§ Your objective:
The entries below are to be repeated exactly as they stand.

[Dataset records]
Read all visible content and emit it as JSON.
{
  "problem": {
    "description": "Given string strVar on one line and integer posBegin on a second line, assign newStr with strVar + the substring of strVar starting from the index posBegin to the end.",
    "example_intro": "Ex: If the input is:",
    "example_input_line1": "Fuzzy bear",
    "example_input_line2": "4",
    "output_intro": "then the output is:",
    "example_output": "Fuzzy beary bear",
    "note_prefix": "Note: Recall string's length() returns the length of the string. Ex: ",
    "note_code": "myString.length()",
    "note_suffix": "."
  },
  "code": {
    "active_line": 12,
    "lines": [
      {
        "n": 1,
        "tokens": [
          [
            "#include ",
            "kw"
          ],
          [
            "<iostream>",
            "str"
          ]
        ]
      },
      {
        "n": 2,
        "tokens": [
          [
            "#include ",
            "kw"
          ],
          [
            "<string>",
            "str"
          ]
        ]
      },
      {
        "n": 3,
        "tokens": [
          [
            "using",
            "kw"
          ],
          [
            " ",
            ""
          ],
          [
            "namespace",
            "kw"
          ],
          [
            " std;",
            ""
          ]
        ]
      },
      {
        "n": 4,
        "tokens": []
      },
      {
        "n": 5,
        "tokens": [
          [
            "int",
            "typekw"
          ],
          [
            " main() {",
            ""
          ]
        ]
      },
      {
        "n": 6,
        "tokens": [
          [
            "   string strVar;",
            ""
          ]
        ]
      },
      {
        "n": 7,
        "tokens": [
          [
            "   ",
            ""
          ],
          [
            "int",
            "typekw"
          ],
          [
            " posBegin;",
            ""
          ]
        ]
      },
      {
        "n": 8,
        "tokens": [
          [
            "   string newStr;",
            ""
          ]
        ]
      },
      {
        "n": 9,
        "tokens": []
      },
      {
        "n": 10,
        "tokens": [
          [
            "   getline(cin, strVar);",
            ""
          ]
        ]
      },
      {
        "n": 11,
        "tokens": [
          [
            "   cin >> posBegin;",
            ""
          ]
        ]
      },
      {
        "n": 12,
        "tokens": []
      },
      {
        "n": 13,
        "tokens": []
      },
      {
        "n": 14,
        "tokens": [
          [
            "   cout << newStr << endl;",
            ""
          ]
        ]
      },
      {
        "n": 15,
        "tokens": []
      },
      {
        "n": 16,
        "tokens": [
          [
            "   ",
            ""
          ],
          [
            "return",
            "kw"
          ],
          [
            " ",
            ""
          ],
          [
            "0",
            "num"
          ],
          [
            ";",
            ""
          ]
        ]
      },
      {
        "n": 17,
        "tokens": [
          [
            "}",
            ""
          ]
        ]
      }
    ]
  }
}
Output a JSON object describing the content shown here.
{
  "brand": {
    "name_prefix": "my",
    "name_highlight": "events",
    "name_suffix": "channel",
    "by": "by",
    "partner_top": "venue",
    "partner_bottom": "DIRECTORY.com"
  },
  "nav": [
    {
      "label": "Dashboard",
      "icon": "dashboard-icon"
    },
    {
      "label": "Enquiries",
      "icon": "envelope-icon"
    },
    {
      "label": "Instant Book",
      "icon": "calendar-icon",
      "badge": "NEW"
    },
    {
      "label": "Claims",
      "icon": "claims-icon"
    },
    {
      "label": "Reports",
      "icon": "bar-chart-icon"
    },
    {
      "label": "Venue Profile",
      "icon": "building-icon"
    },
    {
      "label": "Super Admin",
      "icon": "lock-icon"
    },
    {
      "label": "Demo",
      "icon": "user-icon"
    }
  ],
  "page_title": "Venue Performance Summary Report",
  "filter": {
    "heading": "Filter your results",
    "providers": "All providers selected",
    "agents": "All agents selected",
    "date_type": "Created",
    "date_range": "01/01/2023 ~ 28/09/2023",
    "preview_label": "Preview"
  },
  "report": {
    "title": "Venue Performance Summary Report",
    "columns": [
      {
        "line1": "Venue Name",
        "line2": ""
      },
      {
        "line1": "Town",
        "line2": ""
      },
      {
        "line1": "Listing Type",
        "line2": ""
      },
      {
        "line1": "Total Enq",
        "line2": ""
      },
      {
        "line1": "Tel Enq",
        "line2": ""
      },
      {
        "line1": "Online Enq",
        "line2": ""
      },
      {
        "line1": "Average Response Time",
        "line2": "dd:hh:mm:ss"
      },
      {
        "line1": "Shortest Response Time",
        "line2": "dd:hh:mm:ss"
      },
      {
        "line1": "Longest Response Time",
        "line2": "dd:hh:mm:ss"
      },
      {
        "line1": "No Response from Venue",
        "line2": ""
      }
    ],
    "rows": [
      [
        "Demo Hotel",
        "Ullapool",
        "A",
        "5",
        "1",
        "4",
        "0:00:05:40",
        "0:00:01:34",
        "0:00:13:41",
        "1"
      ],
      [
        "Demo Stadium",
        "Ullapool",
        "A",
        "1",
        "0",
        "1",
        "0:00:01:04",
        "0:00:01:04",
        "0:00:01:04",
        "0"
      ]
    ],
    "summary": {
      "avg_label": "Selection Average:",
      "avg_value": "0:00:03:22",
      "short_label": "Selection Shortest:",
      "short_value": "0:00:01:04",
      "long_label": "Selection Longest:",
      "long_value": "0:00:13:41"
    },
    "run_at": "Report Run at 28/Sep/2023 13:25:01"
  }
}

§ Result for this task:
Read all visible content and emit it as JSON.
{
  "problem": {
    "description": "Given string strVar on one line and integer posBegin on a second line, assign newStr with strVar + the substring of strVar starting from the index posBegin to the end.",
    "example_intro": "Ex: If the input is:",
    "example_input_line1": "Fuzzy bear",
    "example_input_line2": "4",
    "output_intro": "then the output is:",
    "example_output": "Fuzzy beary bear",
    "note_prefix": "Note: Recall string's length() returns the length of the string. Ex: ",
    "note_code": "myString.length()",
    "note_suffix": "."
  },
  "code": {
    "active_line": 12,
    "lines": [
      {
        "n": 1,
        "tokens": [
          [
            "#include ",
            "kw"
          ],
          [
            "<iostream>",
            "str"
          ]
        ]
      },
      {
        "n": 2,
        "tokens": [
          [
            "#include ",
            "kw"
          ],
          [
            "<string>",
            "str"
          ]
        ]
      },
      {
        "n": 3,
        "tokens": [
          [
            "using",
            "kw"
          ],
          [
            " ",
            ""
          ],
          [
            "namespace",
            "kw"
          ],
          [
            " std;",
            ""
          ]
        ]
      },
      {
        "n": 4,
        "tokens": []
      },
      {
        "n": 5,
        "tokens": [
          [
            "int",
            "typekw"
          ],
          [
            " main() {",
            ""
          ]
        ]
      },
      {
        "n": 6,
        "tokens": [
          [
            "   string strVar;",
            ""
          ]
        ]
      },
      {
        "n": 7,
        "tokens": [
          [
            "   ",
            ""
          ],
          [
            "int",
            "typekw"
          ],
          [
            " posBegin;",
            ""
          ]
        ]
      },
      {
        "n": 8,
        "tokens": [
          [
            "   string newStr;",
            ""
          ]
        ]
      },
      {
        "n": 9,
        "tokens": []
      },
      {
        "n": 10,
        "tokens": [
          [
            "   getline(cin, strVar);",
            ""
          ]
        ]
      },
      {
        "n": 11,
        "tokens": [
          [
            "   cin >> posBegin;",
            ""
          ]
        ]
      },
      {
        "n": 12,
        "tokens": []
      },
      {
        "n": 13,
        "tokens": []
      },
      {
        "n": 14,
        "tokens": [
          [
            "   cout << newStr << endl;",
            ""
          ]
        ]
      },
      {
        "n": 15,
        "tokens": []
      },
      {
        "n": 16,
        "tokens": [
          [
            "   ",
            ""
          ],
          [
            "return",
            "kw"
          ],
          [
            " ",
            ""
          ],
          [
            "0",
            "num"
          ],
          [
            ";",
            ""
          ]
        ]
      },
      {
        "n": 17,
        "tokens": [
          [
            "}",
            ""
          ]
        ]
      }
    ]
  }
}
Output a JSON object describing the content shown here.
{
  "brand": {
    "name_prefix": "my",
    "name_highlight": "events",
    "name_suffix": "channel",
    "by": "by",
    "partner_top": "venue",
    "partner_bottom": "DIRECTORY.com"
  },
  "nav": [
    {
      "label": "Dashboard",
      "icon": "dashboard-icon"
    },
    {
      "label": "Enquiries",
      "icon": "envelope-icon"
    },
    {
      "label": "Instant Book",
      "icon": "calendar-icon",
      "badge": "NEW"
    },
    {
      "label": "Claims",
      "icon": "claims-icon"
    },
    {
      "label": "Reports",
      "icon": "bar-chart-icon"
    },
    {
      "label": "Venue Profile",
      "icon": "building-icon"
    },
    {
      "label": "Super Admin",
      "icon": "lock-icon"
    },
    {
      "label": "Demo",
      "icon": "user-icon"
    }
  ],
  "page_title": "Venue Performance Summary Report",
  "filter": {
    "heading": "Filter your results",
    "providers": "All providers selected",
    "agents": "All agents selected",
    "date_type": "Created",
    "date_range": "01/01/2023 ~ 28/09/2023",
    "preview_label": "Preview"
  },
  "report": {
    "title": "Venue Performance Summary Report",
    "columns": [
      {
        "line1": "Venue Name",
        "line2": ""
      },
      {
        "line1": "Town",
        "line2": ""
      },
      {
        "line1": "Listing Type",
        "line2": ""
      },
      {
        "line1": "Total Enq",
        "line2": ""
      },
      {
        "line1": "Tel Enq",
        "line2": ""
      },
      {
        "line1": "Online Enq",
        "line2": ""
      },
      {
        "line1": "Average Response Time",
        "line2": "dd:hh:mm:ss"
      },
      {
        "line1": "Shortest Response Time",
        "line2": "dd:hh:mm:ss"
      },
      {
        "line1": "Longest Response Time",
        "line2": "dd:hh:mm:ss"
      },
      {
        "line1": "No Response from Venue",
        "line2": ""
      }
    ],
    "rows": [
      [
        "Demo Hotel",
        "Ullapool",
        "A",
        "5",
        "1",
        "4",
        "0:00:05:40",
        "0:00:01:34",
        "0:00:13:41",
        "1"
      ],
      [
        "Demo Stadium",
        "Ullapool",
        "A",
        "1",
        "0",
        "1",
        "0:00:01:04",
        "0:00:01:04",
        "0:00:01:04",
        "0"
      ]
    ],
    "summary": {
      "avg_label": "Selection Average:",
      "avg_value": "0:00:03:22",
      "short_label": "Selection Shortest:",
      "short_value": "0:00:01:04",
      "long_label": "Selection Longest:",
      "long_value": "0:00:13:41"
    },
    "run_at": "Report Run at 28/Sep/2023 13:25:01"
  }
}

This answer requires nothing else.